─── PROVIDED DATA

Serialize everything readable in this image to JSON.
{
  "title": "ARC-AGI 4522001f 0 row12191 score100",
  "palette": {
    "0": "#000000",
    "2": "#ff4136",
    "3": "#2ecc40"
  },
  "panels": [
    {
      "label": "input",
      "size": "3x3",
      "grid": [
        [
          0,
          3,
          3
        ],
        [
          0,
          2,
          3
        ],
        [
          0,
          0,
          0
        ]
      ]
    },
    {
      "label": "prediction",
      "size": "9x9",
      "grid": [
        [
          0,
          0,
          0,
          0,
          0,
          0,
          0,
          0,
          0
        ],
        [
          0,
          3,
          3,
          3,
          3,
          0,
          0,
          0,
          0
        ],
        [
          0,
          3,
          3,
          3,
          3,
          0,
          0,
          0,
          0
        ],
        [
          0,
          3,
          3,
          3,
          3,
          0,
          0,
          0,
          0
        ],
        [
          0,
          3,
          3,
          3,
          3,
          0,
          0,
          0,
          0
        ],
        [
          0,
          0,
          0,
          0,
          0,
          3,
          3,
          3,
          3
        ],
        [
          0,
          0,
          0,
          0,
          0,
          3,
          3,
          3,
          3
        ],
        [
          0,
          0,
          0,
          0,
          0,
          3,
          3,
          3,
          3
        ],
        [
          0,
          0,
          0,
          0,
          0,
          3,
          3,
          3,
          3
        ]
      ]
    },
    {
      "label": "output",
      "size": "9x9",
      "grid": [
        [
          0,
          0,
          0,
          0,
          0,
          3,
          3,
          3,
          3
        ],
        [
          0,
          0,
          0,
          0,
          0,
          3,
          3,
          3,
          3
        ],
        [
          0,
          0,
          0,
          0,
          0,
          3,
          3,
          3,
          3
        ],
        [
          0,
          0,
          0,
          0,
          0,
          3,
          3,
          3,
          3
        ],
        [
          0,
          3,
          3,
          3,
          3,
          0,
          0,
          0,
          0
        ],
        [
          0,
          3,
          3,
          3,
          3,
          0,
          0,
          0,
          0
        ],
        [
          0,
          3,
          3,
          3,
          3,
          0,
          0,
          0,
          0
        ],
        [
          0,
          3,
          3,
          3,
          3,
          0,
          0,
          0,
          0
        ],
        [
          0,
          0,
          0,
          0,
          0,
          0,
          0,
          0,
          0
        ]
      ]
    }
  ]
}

──────

Print every entry exactly as it appears.

Serialize everything readable in this image to JSON.
{
  "title": "ARC-AGI 4522001f 0 row12191 score100",
  "palette": {
    "0": "#000000",
    "2": "#ff4136",
    "3": "#2ecc40"
  },
  "panels": [
    {
      "label": "input",
      "size": "3x3",
      "grid": [
        [
          0,
          3,
          3
        ],
        [
          0,
          2,
          3
        ],
        [
          0,
          0,
          0
        ]
      ]
    },
    {
      "label": "prediction",
      "size": "9x9",
      "grid": [
        [
          0,
          0,
          0,
          0,
          0,
          0,
          0,
          0,
          0
        ],
        [
          0,
          3,
          3,
          3,
          3,
          0,
          0,
          0,
          0
        ],
        [
          0,
          3,
          3,
          3,
          3,
          0,
          0,
          0,
          0
        ],
        [
          0,
          3,
          3,
          3,
          3,
          0,
          0,
          0,
          0
        ],
        [
          0,
          3,
          3,
          3,
          3,
          0,
          0,
          0,
          0
        ],
        [
          0,
          0,
          0,
          0,
          0,
          3,
          3,
          3,
          3
        ],
        [
          0,
          0,
          0,
          0,
          0,
          3,
          3,
          3,
          3
        ],
        [
          0,
          0,
          0,
          0,
          0,
          3,
          3,
          3,
          3
        ],
        [
          0,
          0,
          0,
          0,
          0,
          3,
          3,
          3,
          3
        ]
      ]
    },
    {
      "label": "output",
      "size": "9x9",
      "grid": [
        [
          0,
          0,
          0,
          0,
          0,
          3,
          3,
          3,
          3
        ],
        [
          0,
          0,
          0,
          0,
          0,
          3,
          3,
          3,
          3
        ],
        [
          0,
          0,
          0,
          0,
          0,
          3,
          3,
          3,
          3
        ],
        [
          0,
          0,
          0,
          0,
          0,
          3,
          3,
          3,
          3
        ],
        [
          0,
          3,
          3,
          3,
          3,
          0,
          0,
          0,
          0
        ],
        [
          0,
          3,
          3,
          3,
          3,
          0,
          0,
          0,
          0
        ],
        [
          0,
          3,
          3,
          3,
          3,
          0,
          0,
          0,
          0
        ],
        [
          0,
          3,
          3,
          3,
          3,
          0,
          0,
          0,
          0
        ],
        [
          0,
          0,
          0,
          0,
          0,
          0,
          0,
          0,
          0
        ]
      ]
    }
  ]
}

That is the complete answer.